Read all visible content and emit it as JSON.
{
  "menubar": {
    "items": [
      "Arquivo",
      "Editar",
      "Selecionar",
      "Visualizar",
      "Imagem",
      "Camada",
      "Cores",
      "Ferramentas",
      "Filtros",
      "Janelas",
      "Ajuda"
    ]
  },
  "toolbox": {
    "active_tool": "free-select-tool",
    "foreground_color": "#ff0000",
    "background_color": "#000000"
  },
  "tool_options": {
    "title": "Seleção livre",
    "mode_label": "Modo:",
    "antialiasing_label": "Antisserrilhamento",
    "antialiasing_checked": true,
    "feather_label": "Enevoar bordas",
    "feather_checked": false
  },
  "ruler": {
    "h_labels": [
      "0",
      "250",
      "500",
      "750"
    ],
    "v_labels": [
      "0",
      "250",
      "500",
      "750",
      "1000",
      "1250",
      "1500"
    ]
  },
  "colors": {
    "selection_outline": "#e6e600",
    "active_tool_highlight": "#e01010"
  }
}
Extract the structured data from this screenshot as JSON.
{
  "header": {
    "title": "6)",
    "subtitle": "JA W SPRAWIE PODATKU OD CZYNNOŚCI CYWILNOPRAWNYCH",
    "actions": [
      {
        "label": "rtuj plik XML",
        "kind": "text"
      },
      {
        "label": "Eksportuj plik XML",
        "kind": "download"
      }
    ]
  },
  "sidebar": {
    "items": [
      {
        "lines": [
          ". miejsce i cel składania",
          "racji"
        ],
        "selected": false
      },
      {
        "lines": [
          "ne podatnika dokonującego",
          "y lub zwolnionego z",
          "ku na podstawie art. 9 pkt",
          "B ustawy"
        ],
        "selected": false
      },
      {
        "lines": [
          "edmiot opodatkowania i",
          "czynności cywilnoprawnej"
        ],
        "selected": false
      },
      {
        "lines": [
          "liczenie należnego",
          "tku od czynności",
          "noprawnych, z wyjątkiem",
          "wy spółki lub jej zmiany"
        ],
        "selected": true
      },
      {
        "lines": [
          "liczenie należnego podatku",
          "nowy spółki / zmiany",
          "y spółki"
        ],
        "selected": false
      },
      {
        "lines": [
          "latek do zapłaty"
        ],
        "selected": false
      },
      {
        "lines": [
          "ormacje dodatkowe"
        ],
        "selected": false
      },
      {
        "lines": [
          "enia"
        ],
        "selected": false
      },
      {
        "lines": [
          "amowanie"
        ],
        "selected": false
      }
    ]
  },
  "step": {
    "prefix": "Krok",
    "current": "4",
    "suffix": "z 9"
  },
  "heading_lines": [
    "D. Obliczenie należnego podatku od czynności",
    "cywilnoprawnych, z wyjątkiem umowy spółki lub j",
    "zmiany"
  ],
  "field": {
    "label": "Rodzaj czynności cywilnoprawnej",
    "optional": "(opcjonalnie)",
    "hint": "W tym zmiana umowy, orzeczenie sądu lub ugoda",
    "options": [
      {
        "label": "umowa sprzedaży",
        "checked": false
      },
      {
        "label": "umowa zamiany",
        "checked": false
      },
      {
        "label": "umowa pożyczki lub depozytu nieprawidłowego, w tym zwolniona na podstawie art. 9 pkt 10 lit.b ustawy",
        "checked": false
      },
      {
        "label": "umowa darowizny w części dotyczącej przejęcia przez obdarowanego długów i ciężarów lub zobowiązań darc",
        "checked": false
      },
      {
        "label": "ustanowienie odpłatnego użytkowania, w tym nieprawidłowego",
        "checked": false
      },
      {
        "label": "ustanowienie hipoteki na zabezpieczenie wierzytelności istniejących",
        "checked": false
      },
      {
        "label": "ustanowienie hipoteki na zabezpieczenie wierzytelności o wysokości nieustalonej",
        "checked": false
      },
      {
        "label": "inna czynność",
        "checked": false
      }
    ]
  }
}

***

AIM OF THE EXERCISE: Pull out each record as written and restate it exactly.

TASK RESULT:
Read all visible content and emit it as JSON.
{
  "menubar": {
    "items": [
      "Arquivo",
      "Editar",
      "Selecionar",
      "Visualizar",
      "Imagem",
      "Camada",
      "Cores",
      "Ferramentas",
      "Filtros",
      "Janelas",
      "Ajuda"
    ]
  },
  "toolbox": {
    "active_tool": "free-select-tool",
    "foreground_color": "#ff0000",
    "background_color": "#000000"
  },
  "tool_options": {
    "title": "Seleção livre",
    "mode_label": "Modo:",
    "antialiasing_label": "Antisserrilhamento",
    "antialiasing_checked": true,
    "feather_label": "Enevoar bordas",
    "feather_checked": false
  },
  "ruler": {
    "h_labels": [
      "0",
      "250",
      "500",
      "750"
    ],
    "v_labels": [
      "0",
      "250",
      "500",
      "750",
      "1000",
      "1250",
      "1500"
    ]
  },
  "colors": {
    "selection_outline": "#e6e600",
    "active_tool_highlight": "#e01010"
  }
}
Extract the structured data from this screenshot as JSON.
{
  "header": {
    "title": "6)",
    "subtitle": "JA W SPRAWIE PODATKU OD CZYNNOŚCI CYWILNOPRAWNYCH",
    "actions": [
      {
        "label": "rtuj plik XML",
        "kind": "text"
      },
      {
        "label": "Eksportuj plik XML",
        "kind": "download"
      }
    ]
  },
  "sidebar": {
    "items": [
      {
        "lines": [
          ". miejsce i cel składania",
          "racji"
        ],
        "selected": false
      },
      {
        "lines": [
          "ne podatnika dokonującego",
          "y lub zwolnionego z",
          "ku na podstawie art. 9 pkt",
          "B ustawy"
        ],
        "selected": false
      },
      {
        "lines": [
          "edmiot opodatkowania i",
          "czynności cywilnoprawnej"
        ],
        "selected": false
      },
      {
        "lines": [
          "liczenie należnego",
          "tku od czynności",
          "noprawnych, z wyjątkiem",
          "wy spółki lub jej zmiany"
        ],
        "selected": true
      },
      {
        "lines": [
          "liczenie należnego podatku",
          "nowy spółki / zmiany",
          "y spółki"
        ],
        "selected": false
      },
      {
        "lines": [
          "latek do zapłaty"
        ],
        "selected": false
      },
      {
        "lines": [
          "ormacje dodatkowe"
        ],
        "selected": false
      },
      {
        "lines": [
          "enia"
        ],
        "selected": false
      },
      {
        "lines": [
          "amowanie"
        ],
        "selected": false
      }
    ]
  },
  "step": {
    "prefix": "Krok",
    "current": "4",
    "suffix": "z 9"
  },
  "heading_lines": [
    "D. Obliczenie należnego podatku od czynności",
    "cywilnoprawnych, z wyjątkiem umowy spółki lub j",
    "zmiany"
  ],
  "field": {
    "label": "Rodzaj czynności cywilnoprawnej",
    "optional": "(opcjonalnie)",
    "hint": "W tym zmiana umowy, orzeczenie sądu lub ugoda",
    "options": [
      {
        "label": "umowa sprzedaży",
        "checked": false
      },
      {
        "label": "umowa zamiany",
        "checked": false
      },
      {
        "label": "umowa pożyczki lub depozytu nieprawidłowego, w tym zwolniona na podstawie art. 9 pkt 10 lit.b ustawy",
        "checked": false
      },
      {
        "label": "umowa darowizny w części dotyczącej przejęcia przez obdarowanego długów i ciężarów lub zobowiązań darc",
        "checked": false
      },
      {
        "label": "ustanowienie odpłatnego użytkowania, w tym nieprawidłowego",
        "checked": false
      },
      {
        "label": "ustanowienie hipoteki na zabezpieczenie wierzytelności istniejących",
        "checked": false
      },
      {
        "label": "ustanowienie hipoteki na zabezpieczenie wierzytelności o wysokości nieustalonej",
        "checked": false
      },
      {
        "label": "inna czynność",
        "checked": false
      }
    ]
  }
}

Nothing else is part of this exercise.